**PROBLEM**
Using the listing below, report all lines holding the word "replies".

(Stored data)
----------------------------------------

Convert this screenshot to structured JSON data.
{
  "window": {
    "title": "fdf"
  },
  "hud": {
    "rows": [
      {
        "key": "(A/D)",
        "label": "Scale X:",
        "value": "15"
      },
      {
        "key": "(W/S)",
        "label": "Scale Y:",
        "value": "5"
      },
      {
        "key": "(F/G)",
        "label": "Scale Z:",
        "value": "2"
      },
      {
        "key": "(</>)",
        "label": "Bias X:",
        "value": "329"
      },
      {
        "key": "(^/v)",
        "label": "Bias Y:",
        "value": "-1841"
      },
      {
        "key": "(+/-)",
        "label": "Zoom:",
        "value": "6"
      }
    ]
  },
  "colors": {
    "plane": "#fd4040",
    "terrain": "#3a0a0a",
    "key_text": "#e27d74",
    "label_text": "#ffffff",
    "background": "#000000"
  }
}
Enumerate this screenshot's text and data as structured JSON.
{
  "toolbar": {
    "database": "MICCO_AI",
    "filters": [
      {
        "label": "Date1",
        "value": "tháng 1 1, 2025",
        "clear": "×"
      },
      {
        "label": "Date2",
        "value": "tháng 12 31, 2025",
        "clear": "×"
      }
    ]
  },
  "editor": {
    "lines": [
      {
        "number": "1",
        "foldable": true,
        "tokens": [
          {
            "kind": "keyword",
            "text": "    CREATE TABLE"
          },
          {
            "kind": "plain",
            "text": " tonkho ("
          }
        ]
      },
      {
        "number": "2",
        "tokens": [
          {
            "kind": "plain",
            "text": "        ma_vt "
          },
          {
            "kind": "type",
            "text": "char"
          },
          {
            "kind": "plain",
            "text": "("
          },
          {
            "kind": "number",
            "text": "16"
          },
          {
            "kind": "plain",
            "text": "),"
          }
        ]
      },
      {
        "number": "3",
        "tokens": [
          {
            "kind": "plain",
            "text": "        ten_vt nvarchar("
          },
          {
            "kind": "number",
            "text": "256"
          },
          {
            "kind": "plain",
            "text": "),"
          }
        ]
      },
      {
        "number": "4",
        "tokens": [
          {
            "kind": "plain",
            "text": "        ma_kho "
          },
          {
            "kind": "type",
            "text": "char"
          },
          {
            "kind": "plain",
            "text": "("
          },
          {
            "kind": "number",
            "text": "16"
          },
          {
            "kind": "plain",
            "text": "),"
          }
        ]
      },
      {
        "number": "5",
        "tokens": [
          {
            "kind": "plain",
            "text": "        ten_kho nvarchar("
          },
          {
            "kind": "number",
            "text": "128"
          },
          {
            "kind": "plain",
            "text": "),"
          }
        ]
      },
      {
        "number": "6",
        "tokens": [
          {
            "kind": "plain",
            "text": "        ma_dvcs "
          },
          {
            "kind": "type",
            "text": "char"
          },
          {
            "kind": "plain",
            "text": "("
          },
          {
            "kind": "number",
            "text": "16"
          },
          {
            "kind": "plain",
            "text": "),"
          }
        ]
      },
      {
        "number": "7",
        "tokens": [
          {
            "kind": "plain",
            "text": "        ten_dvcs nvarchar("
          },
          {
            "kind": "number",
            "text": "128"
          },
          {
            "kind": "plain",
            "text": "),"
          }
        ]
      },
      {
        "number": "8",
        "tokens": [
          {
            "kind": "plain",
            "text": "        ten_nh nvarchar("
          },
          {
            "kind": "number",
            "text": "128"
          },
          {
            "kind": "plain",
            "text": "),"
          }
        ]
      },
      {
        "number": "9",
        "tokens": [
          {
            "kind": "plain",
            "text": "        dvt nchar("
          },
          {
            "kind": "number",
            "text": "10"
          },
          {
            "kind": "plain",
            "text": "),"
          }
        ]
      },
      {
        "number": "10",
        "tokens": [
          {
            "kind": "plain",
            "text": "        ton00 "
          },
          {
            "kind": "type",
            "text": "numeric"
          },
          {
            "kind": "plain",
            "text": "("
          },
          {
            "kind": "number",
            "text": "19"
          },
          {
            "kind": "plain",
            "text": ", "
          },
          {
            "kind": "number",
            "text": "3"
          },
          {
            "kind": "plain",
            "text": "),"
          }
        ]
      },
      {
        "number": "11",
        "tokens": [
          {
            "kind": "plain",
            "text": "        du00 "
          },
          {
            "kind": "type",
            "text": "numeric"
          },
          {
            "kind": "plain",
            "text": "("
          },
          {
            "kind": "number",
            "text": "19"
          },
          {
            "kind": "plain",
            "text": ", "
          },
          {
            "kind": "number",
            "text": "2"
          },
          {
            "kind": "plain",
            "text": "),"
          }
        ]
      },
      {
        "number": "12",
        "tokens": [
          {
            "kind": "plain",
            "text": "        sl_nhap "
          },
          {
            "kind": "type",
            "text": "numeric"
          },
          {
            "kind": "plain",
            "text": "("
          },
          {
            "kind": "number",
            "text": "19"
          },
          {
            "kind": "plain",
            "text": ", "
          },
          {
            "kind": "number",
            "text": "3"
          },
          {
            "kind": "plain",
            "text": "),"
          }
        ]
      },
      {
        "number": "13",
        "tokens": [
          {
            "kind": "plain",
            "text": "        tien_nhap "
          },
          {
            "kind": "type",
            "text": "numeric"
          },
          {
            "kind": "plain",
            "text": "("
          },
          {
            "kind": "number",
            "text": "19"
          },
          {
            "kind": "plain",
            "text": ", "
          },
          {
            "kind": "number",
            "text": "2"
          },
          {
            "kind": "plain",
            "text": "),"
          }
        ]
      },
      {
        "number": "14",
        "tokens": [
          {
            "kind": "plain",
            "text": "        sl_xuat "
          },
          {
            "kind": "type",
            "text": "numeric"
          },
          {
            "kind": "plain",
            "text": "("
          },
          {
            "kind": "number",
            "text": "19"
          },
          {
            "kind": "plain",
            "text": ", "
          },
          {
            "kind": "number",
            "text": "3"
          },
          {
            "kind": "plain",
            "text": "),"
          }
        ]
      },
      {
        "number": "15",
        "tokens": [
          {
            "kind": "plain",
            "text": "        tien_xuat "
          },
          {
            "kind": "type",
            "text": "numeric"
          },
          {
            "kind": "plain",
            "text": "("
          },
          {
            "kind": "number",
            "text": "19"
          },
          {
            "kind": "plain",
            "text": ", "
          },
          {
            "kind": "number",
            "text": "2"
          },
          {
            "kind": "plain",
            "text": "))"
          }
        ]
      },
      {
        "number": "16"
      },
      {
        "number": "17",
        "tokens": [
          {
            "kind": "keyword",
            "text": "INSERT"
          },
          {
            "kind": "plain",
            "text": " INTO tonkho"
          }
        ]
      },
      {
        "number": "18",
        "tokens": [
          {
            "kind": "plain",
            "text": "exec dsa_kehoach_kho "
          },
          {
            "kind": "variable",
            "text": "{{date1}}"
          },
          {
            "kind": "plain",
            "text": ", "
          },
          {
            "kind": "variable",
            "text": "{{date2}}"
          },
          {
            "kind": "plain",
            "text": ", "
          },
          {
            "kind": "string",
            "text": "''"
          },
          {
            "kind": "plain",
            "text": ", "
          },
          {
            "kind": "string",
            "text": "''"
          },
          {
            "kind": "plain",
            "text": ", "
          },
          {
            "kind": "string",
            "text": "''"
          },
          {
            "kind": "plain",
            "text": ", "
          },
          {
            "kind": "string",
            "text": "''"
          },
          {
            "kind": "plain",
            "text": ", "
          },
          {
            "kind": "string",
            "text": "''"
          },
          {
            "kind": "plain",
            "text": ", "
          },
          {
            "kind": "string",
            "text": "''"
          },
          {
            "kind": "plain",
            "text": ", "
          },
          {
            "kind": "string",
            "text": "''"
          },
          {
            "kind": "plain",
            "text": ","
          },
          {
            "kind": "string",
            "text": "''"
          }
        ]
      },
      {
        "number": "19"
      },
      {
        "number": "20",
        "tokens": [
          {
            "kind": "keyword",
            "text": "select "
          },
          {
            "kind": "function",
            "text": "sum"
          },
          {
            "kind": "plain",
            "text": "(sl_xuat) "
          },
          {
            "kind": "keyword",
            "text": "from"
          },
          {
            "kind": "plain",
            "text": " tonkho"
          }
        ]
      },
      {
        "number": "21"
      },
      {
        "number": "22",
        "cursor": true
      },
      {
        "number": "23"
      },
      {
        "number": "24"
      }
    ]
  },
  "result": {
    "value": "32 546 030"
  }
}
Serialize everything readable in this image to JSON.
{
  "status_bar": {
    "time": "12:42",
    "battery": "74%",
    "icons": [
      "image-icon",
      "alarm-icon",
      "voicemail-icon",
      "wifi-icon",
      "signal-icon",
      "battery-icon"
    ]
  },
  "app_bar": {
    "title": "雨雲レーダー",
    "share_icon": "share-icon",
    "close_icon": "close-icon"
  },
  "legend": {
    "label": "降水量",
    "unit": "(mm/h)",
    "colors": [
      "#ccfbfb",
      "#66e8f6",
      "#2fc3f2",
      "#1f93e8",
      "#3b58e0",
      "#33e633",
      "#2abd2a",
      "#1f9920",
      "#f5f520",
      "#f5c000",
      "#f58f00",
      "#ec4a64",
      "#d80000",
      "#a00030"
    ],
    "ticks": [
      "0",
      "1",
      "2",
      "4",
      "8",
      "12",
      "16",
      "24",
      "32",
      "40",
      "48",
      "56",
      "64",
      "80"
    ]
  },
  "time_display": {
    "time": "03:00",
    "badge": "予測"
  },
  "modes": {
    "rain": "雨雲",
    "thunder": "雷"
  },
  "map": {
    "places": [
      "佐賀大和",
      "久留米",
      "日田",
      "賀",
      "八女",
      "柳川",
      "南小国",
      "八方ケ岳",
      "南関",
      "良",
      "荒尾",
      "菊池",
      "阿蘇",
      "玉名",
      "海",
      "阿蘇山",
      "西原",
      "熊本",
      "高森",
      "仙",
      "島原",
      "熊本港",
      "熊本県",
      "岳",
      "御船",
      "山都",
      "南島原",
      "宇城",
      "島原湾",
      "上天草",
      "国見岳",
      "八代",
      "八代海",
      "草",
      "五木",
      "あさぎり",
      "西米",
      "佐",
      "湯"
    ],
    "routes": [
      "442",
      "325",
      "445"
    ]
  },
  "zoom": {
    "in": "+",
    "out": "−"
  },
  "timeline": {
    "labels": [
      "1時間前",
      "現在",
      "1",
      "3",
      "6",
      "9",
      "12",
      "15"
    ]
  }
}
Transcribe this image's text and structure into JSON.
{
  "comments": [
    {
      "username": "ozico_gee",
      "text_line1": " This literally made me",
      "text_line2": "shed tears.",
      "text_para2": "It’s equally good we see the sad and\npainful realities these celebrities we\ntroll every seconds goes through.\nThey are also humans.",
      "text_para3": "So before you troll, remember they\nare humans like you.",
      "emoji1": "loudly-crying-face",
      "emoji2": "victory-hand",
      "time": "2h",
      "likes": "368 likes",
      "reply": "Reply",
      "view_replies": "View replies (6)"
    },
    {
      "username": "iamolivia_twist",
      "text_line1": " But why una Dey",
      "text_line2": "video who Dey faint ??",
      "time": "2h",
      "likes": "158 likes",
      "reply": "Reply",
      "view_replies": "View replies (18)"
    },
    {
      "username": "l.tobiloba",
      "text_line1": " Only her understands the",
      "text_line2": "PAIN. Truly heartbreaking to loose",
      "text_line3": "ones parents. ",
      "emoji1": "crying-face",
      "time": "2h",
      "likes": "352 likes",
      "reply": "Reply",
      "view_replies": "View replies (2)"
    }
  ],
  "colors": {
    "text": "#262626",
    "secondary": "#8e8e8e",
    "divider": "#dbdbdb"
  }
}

----------------------------------------

**CORRECT ANSWER**
      "view_replies": "View replies (6)"
      "view_replies": "View replies (18)"
      "view_replies": "View replies (2)"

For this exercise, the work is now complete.